■ Material supplied ■
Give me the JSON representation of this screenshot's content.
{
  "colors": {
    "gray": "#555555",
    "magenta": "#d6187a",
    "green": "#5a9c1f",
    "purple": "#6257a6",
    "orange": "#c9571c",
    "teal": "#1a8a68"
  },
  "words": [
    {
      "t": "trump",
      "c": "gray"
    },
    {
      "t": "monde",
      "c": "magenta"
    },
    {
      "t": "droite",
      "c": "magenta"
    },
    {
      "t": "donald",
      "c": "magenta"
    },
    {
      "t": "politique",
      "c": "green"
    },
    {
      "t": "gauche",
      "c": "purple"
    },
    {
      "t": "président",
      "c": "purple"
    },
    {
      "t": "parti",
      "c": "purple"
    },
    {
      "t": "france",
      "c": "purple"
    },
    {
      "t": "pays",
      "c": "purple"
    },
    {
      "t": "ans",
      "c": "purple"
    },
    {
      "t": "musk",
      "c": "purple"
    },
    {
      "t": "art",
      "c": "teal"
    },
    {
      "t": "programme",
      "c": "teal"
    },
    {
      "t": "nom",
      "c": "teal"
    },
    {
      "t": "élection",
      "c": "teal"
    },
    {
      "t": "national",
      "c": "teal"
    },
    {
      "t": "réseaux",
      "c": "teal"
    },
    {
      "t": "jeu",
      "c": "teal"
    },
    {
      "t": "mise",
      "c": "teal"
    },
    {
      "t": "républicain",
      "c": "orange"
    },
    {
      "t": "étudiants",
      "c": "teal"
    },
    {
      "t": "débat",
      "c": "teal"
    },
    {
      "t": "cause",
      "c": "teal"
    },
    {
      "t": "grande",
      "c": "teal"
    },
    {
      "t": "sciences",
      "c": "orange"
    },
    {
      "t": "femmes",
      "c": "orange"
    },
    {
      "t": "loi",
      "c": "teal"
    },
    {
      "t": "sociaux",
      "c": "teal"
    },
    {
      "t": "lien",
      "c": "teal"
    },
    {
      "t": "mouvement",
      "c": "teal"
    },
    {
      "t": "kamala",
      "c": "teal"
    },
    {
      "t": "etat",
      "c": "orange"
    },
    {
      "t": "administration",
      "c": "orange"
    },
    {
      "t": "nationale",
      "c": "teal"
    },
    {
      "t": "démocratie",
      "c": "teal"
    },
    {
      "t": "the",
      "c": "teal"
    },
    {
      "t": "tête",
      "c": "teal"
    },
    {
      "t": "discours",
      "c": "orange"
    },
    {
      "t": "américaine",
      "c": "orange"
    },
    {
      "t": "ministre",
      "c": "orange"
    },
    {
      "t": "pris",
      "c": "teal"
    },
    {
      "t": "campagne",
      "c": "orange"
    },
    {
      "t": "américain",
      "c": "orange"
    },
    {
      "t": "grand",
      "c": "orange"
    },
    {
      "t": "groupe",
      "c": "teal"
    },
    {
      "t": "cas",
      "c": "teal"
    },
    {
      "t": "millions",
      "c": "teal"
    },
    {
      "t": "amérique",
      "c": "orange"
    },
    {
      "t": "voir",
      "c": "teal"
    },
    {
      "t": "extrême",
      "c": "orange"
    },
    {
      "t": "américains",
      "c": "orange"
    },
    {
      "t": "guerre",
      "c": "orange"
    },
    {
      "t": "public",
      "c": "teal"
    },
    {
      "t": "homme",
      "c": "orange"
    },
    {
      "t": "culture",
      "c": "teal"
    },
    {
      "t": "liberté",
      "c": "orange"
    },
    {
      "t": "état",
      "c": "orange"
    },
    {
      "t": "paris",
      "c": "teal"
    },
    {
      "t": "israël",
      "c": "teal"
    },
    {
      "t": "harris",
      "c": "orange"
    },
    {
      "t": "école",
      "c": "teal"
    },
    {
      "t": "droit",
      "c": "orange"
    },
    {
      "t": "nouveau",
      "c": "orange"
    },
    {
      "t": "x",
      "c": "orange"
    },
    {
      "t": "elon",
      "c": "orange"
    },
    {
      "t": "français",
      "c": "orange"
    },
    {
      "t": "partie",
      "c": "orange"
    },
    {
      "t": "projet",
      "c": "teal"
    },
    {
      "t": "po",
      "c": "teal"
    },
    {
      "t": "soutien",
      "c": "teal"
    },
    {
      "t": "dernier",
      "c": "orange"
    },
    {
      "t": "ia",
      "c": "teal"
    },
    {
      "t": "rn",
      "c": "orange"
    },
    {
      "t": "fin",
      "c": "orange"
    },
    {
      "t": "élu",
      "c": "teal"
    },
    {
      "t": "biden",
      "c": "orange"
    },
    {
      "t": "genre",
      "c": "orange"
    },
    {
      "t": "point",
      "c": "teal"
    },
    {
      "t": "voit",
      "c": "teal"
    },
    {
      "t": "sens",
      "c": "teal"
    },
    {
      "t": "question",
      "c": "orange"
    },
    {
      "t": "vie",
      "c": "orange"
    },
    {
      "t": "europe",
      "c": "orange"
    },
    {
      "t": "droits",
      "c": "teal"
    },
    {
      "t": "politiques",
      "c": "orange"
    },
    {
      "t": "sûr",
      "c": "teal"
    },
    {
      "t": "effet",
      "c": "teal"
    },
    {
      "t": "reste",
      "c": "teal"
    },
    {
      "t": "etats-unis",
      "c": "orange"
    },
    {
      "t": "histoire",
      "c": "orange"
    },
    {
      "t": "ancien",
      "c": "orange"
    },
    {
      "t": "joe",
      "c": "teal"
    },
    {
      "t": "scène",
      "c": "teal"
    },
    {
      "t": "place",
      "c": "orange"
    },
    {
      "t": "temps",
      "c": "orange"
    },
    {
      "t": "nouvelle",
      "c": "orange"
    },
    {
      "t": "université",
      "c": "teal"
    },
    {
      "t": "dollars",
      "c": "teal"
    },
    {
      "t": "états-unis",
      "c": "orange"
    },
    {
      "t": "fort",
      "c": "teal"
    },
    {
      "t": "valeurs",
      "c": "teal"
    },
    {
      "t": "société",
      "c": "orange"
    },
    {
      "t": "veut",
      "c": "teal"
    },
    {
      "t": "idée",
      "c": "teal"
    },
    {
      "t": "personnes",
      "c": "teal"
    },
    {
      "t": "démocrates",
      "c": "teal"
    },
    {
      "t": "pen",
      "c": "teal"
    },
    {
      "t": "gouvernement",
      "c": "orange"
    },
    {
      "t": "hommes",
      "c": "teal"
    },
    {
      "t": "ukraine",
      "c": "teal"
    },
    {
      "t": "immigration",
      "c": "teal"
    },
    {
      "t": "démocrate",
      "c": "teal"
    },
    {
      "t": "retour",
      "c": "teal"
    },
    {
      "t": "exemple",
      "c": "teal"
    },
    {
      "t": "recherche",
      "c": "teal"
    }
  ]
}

■ Job ■
Write out every record shown above, word for word.

■ Exercise response ■
Give me the JSON representation of this screenshot's content.
{
  "colors": {
    "gray": "#555555",
    "magenta": "#d6187a",
    "green": "#5a9c1f",
    "purple": "#6257a6",
    "orange": "#c9571c",
    "teal": "#1a8a68"
  },
  "words": [
    {
      "t": "trump",
      "c": "gray"
    },
    {
      "t": "monde",
      "c": "magenta"
    },
    {
      "t": "droite",
      "c": "magenta"
    },
    {
      "t": "donald",
      "c": "magenta"
    },
    {
      "t": "politique",
      "c": "green"
    },
    {
      "t": "gauche",
      "c": "purple"
    },
    {
      "t": "président",
      "c": "purple"
    },
    {
      "t": "parti",
      "c": "purple"
    },
    {
      "t": "france",
      "c": "purple"
    },
    {
      "t": "pays",
      "c": "purple"
    },
    {
      "t": "ans",
      "c": "purple"
    },
    {
      "t": "musk",
      "c": "purple"
    },
    {
      "t": "art",
      "c": "teal"
    },
    {
      "t": "programme",
      "c": "teal"
    },
    {
      "t": "nom",
      "c": "teal"
    },
    {
      "t": "élection",
      "c": "teal"
    },
    {
      "t": "national",
      "c": "teal"
    },
    {
      "t": "réseaux",
      "c": "teal"
    },
    {
      "t": "jeu",
      "c": "teal"
    },
    {
      "t": "mise",
      "c": "teal"
    },
    {
      "t": "républicain",
      "c": "orange"
    },
    {
      "t": "étudiants",
      "c": "teal"
    },
    {
      "t": "débat",
      "c": "teal"
    },
    {
      "t": "cause",
      "c": "teal"
    },
    {
      "t": "grande",
      "c": "teal"
    },
    {
      "t": "sciences",
      "c": "orange"
    },
    {
      "t": "femmes",
      "c": "orange"
    },
    {
      "t": "loi",
      "c": "teal"
    },
    {
      "t": "sociaux",
      "c": "teal"
    },
    {
      "t": "lien",
      "c": "teal"
    },
    {
      "t": "mouvement",
      "c": "teal"
    },
    {
      "t": "kamala",
      "c": "teal"
    },
    {
      "t": "etat",
      "c": "orange"
    },
    {
      "t": "administration",
      "c": "orange"
    },
    {
      "t": "nationale",
      "c": "teal"
    },
    {
      "t": "démocratie",
      "c": "teal"
    },
    {
      "t": "the",
      "c": "teal"
    },
    {
      "t": "tête",
      "c": "teal"
    },
    {
      "t": "discours",
      "c": "orange"
    },
    {
      "t": "américaine",
      "c": "orange"
    },
    {
      "t": "ministre",
      "c": "orange"
    },
    {
      "t": "pris",
      "c": "teal"
    },
    {
      "t": "campagne",
      "c": "orange"
    },
    {
      "t": "américain",
      "c": "orange"
    },
    {
      "t": "grand",
      "c": "orange"
    },
    {
      "t": "groupe",
      "c": "teal"
    },
    {
      "t": "cas",
      "c": "teal"
    },
    {
      "t": "millions",
      "c": "teal"
    },
    {
      "t": "amérique",
      "c": "orange"
    },
    {
      "t": "voir",
      "c": "teal"
    },
    {
      "t": "extrême",
      "c": "orange"
    },
    {
      "t": "américains",
      "c": "orange"
    },
    {
      "t": "guerre",
      "c": "orange"
    },
    {
      "t": "public",
      "c": "teal"
    },
    {
      "t": "homme",
      "c": "orange"
    },
    {
      "t": "culture",
      "c": "teal"
    },
    {
      "t": "liberté",
      "c": "orange"
    },
    {
      "t": "état",
      "c": "orange"
    },
    {
      "t": "paris",
      "c": "teal"
    },
    {
      "t": "israël",
      "c": "teal"
    },
    {
      "t": "harris",
      "c": "orange"
    },
    {
      "t": "école",
      "c": "teal"
    },
    {
      "t": "droit",
      "c": "orange"
    },
    {
      "t": "nouveau",
      "c": "orange"
    },
    {
      "t": "x",
      "c": "orange"
    },
    {
      "t": "elon",
      "c": "orange"
    },
    {
      "t": "français",
      "c": "orange"
    },
    {
      "t": "partie",
      "c": "orange"
    },
    {
      "t": "projet",
      "c": "teal"
    },
    {
      "t": "po",
      "c": "teal"
    },
    {
      "t": "soutien",
      "c": "teal"
    },
    {
      "t": "dernier",
      "c": "orange"
    },
    {
      "t": "ia",
      "c": "teal"
    },
    {
      "t": "rn",
      "c": "orange"
    },
    {
      "t": "fin",
      "c": "orange"
    },
    {
      "t": "élu",
      "c": "teal"
    },
    {
      "t": "biden",
      "c": "orange"
    },
    {
      "t": "genre",
      "c": "orange"
    },
    {
      "t": "point",
      "c": "teal"
    },
    {
      "t": "voit",
      "c": "teal"
    },
    {
      "t": "sens",
      "c": "teal"
    },
    {
      "t": "question",
      "c": "orange"
    },
    {
      "t": "vie",
      "c": "orange"
    },
    {
      "t": "europe",
      "c": "orange"
    },
    {
      "t": "droits",
      "c": "teal"
    },
    {
      "t": "politiques",
      "c": "orange"
    },
    {
      "t": "sûr",
      "c": "teal"
    },
    {
      "t": "effet",
      "c": "teal"
    },
    {
      "t": "reste",
      "c": "teal"
    },
    {
      "t": "etats-unis",
      "c": "orange"
    },
    {
      "t": "histoire",
      "c": "orange"
    },
    {
      "t": "ancien",
      "c": "orange"
    },
    {
      "t": "joe",
      "c": "teal"
    },
    {
      "t": "scène",
      "c": "teal"
    },
    {
      "t": "place",
      "c": "orange"
    },
    {
      "t": "temps",
      "c": "orange"
    },
    {
      "t": "nouvelle",
      "c": "orange"
    },
    {
      "t": "université",
      "c": "teal"
    },
    {
      "t": "dollars",
      "c": "teal"
    },
    {
      "t": "états-unis",
      "c": "orange"
    },
    {
      "t": "fort",
      "c": "teal"
    },
    {
      "t": "valeurs",
      "c": "teal"
    },
    {
      "t": "société",
      "c": "orange"
    },
    {
      "t": "veut",
      "c": "teal"
    },
    {
      "t": "idée",
      "c": "teal"
    },
    {
      "t": "personnes",
      "c": "teal"
    },
    {
      "t": "démocrates",
      "c": "teal"
    },
    {
      "t": "pen",
      "c": "teal"
    },
    {
      "t": "gouvernement",
      "c": "orange"
    },
    {
      "t": "hommes",
      "c": "teal"
    },
    {
      "t": "ukraine",
      "c": "teal"
    },
    {
      "t": "immigration",
      "c": "teal"
    },
    {
      "t": "démocrate",
      "c": "teal"
    },
    {
      "t": "retour",
      "c": "teal"
    },
    {
      "t": "exemple",
      "c": "teal"
    },
    {
      "t": "recherche",
      "c": "teal"
    }
  ]
}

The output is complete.